# Set of tasks
(1) Translate this sentence from the report on public benefit organisations in the Netherlands into French: "Public benefit organisations are regulated by civil law and tax law."
(2) Using the report on public benefit organisations in the Netherlands, answer these questions:
(a) In which book of the Civil code are the association and the foundation regulated?
(b) What tax do public benefit organisations generally not have to pay?
(c) Which article of the European Treaty on Human Rights recognizes the freedom of association?

Country report on public benefit organisations in The Netherlands

T. J. (Tymen) van der Ploeg and H. A. (Bert) Brasz (part VIII)

II. PROVISIONS OF THE GENERAL LAWS.

A. Consistency and Clarity of the Laws.

Public benefit organisations are regulated by civil law and tax law. Public benefit organisations may have the association or the foundation form. The association and the foundation are both regulated in book 2 (Legal persons) of the Civil code. They are both established by notarial deed and have then full legal capacity. The informal association or association with limited legal capacity is not established by notarial deed. All mentioned types are legal person. The civil law rules on associations and foundations are easily to understand and rather simple.

Government is not involved. The notary public has brochures with information about the establishment and the requirements regarding the content of the statutes (articles of association). The Netherlands has only one national law-level.

There is not a separate taxcode concerning public benefit organisations. In general they have not to pay company tax, unless they act like a company and compete with commercial entities. In several tax laws like Income tax law, VAT-tax law, Gift and Succession tax law there are provisions that are favorable for public benefit organisations. Tax law is as such consistent, but this field of law is always rather complex, because it is rather detailed.

B. General Constitutional and Legal Framework.

The freedom of association, which is valid for all legal persons, iis laid down in the constitution (art. 8). According to the formulation of the constitution the law regulates and restricts this freedom in the interest of public order. The Netherlands is also participant in several conventions and treaties. In the European Treaty on Human Rights (art. 11) the freedom of association is recognized and the participating countries are limited in their restricting this freedom. Restrictions are only allowed as far as “they are necessary in a democratic society in the interest of national safety or public safety, public order or the protection of public health, good morals or the protection of rights and freedoms of others.”

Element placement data
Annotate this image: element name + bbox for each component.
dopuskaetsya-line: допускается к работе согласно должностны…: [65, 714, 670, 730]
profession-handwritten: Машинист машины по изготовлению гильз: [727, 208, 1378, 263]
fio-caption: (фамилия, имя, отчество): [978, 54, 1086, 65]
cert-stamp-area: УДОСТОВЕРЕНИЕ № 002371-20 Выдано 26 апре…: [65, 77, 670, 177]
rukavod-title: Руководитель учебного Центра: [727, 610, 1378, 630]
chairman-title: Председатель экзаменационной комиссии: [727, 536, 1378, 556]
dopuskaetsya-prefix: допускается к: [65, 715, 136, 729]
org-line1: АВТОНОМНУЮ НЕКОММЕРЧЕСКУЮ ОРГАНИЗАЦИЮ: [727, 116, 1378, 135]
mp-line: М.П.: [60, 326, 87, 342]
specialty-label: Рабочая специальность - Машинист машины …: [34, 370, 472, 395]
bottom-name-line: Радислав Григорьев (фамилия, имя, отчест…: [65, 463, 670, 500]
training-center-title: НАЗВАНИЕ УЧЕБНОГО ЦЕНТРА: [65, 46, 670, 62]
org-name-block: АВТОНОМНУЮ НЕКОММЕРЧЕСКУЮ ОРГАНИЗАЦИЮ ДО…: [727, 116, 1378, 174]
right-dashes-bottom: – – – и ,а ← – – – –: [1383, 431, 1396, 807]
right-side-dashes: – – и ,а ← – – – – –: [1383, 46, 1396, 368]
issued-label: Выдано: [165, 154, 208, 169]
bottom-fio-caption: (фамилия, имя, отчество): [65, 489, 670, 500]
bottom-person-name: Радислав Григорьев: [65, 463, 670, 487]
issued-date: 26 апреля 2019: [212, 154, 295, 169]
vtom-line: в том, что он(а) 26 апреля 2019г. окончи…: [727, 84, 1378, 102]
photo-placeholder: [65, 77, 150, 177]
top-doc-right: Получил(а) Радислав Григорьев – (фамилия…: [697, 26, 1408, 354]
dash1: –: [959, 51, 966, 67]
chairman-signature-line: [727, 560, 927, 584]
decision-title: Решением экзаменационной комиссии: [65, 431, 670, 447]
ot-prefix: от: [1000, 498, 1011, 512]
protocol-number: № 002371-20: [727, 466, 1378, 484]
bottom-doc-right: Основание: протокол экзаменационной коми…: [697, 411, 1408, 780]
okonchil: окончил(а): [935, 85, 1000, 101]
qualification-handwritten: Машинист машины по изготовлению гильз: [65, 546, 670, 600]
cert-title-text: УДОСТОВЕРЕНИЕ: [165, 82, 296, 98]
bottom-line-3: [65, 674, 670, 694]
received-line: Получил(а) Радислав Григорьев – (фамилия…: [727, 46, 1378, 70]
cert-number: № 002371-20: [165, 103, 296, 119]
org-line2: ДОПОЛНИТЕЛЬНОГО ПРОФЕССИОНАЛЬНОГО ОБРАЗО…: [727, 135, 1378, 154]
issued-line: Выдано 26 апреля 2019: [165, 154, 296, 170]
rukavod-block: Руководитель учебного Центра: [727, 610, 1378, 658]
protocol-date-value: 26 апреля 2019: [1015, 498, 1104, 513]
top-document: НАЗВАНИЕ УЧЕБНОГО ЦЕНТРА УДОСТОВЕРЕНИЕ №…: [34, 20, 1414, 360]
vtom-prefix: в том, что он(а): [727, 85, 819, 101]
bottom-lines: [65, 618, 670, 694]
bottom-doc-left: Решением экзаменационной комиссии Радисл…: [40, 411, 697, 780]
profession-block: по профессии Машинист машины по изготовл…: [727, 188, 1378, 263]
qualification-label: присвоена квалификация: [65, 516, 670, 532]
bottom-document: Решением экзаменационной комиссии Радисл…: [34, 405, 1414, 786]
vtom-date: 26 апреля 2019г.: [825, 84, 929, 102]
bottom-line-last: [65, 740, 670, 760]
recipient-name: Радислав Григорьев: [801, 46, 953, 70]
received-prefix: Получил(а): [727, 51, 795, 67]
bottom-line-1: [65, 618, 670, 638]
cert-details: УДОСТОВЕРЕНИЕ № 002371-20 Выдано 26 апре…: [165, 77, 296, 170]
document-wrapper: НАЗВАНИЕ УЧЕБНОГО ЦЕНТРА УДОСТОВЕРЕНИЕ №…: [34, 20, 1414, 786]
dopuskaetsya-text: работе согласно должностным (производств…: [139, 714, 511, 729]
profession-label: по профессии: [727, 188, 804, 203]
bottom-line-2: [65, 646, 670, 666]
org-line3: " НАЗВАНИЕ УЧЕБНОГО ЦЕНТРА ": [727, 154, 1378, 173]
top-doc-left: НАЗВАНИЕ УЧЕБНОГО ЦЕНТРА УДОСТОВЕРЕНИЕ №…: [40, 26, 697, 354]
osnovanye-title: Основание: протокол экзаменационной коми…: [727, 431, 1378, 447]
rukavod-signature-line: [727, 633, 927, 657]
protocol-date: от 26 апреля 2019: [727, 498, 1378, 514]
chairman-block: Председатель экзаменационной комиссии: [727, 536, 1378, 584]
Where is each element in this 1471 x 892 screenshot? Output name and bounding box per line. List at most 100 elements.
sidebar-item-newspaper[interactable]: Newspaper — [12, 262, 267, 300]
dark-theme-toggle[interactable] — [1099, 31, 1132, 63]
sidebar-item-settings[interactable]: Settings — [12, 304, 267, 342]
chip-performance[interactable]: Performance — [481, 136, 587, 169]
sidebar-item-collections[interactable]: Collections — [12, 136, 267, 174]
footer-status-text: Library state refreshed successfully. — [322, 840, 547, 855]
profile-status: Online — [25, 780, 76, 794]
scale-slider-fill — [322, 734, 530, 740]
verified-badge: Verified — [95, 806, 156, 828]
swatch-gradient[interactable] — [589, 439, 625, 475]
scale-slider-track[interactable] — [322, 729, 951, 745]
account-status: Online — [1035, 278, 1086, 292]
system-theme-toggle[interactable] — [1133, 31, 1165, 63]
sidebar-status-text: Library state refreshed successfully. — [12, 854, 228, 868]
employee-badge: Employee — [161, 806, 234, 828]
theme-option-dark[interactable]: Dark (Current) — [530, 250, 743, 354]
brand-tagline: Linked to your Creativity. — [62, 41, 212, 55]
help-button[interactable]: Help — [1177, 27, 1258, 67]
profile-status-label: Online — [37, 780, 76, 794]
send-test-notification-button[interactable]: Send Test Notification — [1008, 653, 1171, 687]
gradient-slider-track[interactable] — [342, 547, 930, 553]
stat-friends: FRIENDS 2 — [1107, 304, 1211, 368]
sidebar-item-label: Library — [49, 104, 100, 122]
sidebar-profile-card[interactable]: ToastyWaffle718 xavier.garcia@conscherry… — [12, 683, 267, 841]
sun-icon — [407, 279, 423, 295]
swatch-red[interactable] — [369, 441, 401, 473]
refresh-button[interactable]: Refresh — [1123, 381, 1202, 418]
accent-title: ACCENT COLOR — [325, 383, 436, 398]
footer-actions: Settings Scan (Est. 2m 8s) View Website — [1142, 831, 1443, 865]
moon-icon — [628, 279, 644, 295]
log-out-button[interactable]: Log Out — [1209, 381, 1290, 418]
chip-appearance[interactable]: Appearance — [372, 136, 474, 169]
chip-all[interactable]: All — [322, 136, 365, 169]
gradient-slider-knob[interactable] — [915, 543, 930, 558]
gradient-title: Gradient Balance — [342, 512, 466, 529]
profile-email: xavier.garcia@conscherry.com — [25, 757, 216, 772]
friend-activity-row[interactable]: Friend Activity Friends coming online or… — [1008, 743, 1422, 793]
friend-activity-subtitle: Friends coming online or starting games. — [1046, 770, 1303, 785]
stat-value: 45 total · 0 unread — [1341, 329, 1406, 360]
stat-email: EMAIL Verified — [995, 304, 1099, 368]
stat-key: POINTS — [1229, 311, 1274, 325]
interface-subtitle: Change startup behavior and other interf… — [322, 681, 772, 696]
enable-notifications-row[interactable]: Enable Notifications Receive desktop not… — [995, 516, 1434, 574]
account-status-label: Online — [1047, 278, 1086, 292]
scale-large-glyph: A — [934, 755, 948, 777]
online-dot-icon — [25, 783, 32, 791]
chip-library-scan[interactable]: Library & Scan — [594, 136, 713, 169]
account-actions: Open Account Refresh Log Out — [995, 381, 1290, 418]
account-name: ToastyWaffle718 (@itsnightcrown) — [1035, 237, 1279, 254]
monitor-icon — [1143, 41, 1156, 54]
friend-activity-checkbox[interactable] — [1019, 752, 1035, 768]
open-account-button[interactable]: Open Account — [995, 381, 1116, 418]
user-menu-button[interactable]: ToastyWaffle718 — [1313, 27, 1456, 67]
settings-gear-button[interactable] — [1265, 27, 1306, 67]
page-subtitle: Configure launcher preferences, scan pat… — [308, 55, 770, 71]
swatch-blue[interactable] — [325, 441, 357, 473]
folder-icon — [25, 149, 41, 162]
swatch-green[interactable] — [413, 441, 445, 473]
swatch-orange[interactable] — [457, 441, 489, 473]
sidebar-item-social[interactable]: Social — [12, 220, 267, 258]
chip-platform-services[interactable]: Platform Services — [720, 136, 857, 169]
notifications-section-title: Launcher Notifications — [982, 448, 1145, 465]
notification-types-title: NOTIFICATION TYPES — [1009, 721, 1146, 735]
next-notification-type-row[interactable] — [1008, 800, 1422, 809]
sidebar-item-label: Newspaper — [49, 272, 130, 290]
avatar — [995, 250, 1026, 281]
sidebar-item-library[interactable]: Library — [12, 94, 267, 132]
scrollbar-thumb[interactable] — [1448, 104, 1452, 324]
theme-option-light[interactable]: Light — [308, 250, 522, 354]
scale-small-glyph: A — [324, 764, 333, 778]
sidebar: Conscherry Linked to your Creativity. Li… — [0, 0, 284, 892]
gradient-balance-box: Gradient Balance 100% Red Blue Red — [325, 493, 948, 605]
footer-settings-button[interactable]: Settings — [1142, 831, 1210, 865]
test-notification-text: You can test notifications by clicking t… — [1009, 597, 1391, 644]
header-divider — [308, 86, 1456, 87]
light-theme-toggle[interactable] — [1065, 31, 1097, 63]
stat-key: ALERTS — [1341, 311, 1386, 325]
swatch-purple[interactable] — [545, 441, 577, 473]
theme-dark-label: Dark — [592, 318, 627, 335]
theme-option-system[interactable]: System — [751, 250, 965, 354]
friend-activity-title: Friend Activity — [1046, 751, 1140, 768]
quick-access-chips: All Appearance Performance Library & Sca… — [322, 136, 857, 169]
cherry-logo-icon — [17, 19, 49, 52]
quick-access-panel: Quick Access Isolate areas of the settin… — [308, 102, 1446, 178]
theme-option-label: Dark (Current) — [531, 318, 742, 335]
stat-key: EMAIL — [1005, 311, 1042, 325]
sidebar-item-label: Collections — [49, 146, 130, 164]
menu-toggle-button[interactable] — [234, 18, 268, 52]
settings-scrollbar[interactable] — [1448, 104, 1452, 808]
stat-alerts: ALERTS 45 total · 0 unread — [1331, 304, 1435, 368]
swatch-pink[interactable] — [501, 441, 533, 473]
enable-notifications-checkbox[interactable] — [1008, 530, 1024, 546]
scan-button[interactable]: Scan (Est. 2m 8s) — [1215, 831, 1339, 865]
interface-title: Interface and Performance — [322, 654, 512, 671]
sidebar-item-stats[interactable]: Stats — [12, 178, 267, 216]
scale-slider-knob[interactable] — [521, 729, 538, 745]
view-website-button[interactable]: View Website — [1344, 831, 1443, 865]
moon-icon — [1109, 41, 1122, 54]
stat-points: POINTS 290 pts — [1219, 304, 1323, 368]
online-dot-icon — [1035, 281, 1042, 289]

# Answers to the problems
(1) Les organisations d'utilité publique sont régies par le droit civil et le droit fiscal.

(2)
(a) Book 2 (Legal persons)
(b) Company tax
(c) Article 11